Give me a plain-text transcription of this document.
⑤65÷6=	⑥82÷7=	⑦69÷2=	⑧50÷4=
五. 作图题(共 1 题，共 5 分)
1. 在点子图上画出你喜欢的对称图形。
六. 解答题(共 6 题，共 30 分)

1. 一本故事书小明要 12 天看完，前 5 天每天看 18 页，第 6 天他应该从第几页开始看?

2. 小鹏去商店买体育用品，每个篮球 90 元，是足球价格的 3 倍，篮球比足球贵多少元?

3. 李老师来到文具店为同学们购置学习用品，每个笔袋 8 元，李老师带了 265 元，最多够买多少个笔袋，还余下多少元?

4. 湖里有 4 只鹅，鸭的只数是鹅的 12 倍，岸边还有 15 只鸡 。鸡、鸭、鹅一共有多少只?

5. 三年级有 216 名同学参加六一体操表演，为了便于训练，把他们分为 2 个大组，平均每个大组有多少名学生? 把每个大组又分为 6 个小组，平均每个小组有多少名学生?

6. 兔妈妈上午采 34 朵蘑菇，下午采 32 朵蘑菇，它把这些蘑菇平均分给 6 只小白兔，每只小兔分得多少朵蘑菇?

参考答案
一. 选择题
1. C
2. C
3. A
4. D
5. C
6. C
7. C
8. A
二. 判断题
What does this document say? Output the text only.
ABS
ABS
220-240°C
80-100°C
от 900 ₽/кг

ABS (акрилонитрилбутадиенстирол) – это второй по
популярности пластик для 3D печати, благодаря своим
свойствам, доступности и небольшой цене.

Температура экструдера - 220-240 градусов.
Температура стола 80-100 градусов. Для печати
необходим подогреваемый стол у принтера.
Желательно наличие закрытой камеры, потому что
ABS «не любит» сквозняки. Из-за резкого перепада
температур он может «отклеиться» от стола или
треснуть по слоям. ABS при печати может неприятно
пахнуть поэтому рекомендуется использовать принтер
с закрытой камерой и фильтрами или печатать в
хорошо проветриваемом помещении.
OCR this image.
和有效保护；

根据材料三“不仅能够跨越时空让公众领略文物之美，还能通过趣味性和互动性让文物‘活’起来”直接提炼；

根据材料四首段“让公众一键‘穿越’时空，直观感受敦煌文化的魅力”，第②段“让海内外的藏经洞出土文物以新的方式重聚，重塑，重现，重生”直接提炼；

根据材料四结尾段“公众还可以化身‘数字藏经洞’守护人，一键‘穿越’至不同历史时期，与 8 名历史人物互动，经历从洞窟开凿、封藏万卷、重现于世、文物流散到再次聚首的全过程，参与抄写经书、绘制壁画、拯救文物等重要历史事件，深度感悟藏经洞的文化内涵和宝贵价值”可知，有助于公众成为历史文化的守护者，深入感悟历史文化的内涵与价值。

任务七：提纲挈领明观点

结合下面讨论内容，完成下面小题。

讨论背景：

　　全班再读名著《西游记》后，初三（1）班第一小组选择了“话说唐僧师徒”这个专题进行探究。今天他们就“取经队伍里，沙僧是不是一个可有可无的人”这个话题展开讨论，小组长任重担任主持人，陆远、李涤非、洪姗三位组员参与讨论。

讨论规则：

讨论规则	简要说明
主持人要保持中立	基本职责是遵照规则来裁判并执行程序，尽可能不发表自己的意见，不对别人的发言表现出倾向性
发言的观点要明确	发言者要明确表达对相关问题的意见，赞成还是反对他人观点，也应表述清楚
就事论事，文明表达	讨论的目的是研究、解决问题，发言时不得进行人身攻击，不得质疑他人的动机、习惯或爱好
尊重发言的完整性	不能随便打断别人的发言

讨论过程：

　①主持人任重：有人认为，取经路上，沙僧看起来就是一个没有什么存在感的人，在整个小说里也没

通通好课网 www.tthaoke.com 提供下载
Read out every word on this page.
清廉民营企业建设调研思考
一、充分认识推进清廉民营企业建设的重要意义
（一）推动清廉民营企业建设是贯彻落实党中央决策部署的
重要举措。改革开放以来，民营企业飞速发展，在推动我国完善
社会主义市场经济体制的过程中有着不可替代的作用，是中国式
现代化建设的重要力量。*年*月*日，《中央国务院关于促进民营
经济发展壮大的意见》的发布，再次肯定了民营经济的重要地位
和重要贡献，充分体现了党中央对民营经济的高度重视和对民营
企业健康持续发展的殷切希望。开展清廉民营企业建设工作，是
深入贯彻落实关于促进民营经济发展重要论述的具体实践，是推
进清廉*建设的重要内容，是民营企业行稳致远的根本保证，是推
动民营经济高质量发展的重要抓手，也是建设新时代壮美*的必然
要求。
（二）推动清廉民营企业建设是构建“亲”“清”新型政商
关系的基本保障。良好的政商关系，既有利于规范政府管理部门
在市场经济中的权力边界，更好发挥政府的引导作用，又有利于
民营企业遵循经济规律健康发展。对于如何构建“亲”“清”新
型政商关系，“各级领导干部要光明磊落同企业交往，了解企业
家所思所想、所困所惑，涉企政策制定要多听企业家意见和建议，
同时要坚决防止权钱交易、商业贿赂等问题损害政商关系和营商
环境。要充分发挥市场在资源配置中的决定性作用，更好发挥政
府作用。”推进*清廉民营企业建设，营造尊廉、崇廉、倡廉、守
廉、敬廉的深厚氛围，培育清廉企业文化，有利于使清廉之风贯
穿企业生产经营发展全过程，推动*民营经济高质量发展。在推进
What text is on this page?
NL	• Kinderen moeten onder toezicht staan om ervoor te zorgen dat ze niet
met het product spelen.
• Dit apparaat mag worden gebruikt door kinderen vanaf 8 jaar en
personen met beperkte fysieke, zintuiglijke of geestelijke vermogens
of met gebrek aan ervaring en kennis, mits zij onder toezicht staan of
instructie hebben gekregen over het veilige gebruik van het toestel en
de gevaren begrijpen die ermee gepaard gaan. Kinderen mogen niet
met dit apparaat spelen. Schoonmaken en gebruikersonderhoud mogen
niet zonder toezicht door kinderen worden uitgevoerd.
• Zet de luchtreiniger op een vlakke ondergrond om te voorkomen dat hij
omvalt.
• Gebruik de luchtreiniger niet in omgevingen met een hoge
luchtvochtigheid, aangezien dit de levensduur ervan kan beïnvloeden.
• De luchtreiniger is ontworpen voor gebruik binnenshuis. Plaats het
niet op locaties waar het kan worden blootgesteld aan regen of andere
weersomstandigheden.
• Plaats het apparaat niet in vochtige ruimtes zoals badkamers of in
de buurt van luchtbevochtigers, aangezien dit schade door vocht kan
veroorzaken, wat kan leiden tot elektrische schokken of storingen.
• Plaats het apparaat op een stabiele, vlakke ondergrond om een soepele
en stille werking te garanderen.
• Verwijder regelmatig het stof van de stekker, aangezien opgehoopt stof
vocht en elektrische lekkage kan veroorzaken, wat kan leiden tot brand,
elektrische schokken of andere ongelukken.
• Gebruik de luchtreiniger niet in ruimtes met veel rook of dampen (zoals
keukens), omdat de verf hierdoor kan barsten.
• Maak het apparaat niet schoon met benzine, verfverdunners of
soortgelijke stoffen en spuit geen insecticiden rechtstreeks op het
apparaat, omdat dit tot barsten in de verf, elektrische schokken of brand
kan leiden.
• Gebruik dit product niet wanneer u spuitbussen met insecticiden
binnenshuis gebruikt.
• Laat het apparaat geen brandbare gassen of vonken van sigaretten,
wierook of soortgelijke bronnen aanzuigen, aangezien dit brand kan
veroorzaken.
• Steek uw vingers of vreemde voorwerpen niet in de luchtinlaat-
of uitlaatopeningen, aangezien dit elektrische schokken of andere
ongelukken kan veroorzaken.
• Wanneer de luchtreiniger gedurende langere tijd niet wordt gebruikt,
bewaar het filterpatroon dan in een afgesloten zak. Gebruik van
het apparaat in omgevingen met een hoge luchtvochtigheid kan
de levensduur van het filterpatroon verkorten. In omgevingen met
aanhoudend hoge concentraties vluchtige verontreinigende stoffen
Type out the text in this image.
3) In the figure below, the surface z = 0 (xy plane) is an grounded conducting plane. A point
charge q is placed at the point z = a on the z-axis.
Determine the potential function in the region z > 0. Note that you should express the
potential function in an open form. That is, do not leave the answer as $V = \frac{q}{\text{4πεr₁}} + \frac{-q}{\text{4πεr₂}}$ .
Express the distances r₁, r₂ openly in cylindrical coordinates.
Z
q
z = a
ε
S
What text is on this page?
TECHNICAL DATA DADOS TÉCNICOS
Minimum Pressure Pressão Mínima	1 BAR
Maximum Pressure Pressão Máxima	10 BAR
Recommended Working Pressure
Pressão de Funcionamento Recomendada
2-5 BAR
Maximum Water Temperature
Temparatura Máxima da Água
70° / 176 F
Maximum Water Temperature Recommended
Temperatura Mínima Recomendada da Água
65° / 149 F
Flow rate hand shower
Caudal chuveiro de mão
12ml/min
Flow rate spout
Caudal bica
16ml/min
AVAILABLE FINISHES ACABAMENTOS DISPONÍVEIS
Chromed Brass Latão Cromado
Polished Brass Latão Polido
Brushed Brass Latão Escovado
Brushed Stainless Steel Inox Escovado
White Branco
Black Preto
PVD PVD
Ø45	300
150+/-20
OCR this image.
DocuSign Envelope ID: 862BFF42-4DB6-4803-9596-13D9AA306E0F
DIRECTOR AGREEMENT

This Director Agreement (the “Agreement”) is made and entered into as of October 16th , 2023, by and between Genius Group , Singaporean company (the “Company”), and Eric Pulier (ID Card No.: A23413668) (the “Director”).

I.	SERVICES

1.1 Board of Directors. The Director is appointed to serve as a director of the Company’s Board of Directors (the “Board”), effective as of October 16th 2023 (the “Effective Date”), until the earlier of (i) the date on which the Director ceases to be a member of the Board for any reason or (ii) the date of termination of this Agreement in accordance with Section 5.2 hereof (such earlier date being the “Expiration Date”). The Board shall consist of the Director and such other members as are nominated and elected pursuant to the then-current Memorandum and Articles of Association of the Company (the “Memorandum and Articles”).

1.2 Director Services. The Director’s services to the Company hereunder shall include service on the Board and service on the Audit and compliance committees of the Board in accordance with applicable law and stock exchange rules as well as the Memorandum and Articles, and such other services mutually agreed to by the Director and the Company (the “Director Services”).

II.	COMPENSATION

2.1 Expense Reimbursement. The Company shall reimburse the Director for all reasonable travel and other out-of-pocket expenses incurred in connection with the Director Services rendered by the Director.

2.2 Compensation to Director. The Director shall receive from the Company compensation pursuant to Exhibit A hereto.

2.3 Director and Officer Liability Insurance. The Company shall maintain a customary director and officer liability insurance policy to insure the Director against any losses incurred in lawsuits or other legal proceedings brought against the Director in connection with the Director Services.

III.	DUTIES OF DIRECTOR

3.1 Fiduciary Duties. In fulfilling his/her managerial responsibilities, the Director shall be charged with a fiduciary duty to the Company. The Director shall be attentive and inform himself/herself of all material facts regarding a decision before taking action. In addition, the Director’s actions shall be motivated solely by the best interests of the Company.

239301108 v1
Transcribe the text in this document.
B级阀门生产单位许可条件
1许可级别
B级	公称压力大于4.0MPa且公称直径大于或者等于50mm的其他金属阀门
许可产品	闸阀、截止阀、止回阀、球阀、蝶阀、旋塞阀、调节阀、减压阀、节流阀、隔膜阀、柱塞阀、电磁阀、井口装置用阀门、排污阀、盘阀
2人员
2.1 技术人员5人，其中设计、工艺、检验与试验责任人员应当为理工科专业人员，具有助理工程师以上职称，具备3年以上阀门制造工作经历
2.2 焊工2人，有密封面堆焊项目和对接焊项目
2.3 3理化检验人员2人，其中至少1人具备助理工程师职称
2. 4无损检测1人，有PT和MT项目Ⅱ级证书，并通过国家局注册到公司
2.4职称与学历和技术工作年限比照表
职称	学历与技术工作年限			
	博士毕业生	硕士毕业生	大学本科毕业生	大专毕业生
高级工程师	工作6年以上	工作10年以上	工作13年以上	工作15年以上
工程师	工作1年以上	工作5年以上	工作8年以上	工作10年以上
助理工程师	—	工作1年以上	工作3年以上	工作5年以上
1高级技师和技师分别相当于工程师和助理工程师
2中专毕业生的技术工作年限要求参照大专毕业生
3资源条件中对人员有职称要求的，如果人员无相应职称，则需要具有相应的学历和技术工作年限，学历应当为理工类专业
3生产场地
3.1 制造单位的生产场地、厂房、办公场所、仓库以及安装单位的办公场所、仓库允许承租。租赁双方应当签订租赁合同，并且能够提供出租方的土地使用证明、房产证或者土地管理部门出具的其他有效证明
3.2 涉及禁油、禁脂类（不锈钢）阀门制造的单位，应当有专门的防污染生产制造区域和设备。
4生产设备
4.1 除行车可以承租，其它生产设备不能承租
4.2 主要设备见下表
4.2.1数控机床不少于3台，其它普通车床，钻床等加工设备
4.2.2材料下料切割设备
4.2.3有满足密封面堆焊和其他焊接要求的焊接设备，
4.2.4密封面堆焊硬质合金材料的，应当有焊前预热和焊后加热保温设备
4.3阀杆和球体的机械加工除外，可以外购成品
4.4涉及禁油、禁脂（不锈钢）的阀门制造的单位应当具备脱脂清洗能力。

□ □ □ □ □

> GIVEN TASK: In the records above, find each line with the word "Температура" and copy it.

> OUTPUT OF THE TASK:
Температура экструдера - 220-240 градусов.
Температура стола 80-100 градусов. Для печати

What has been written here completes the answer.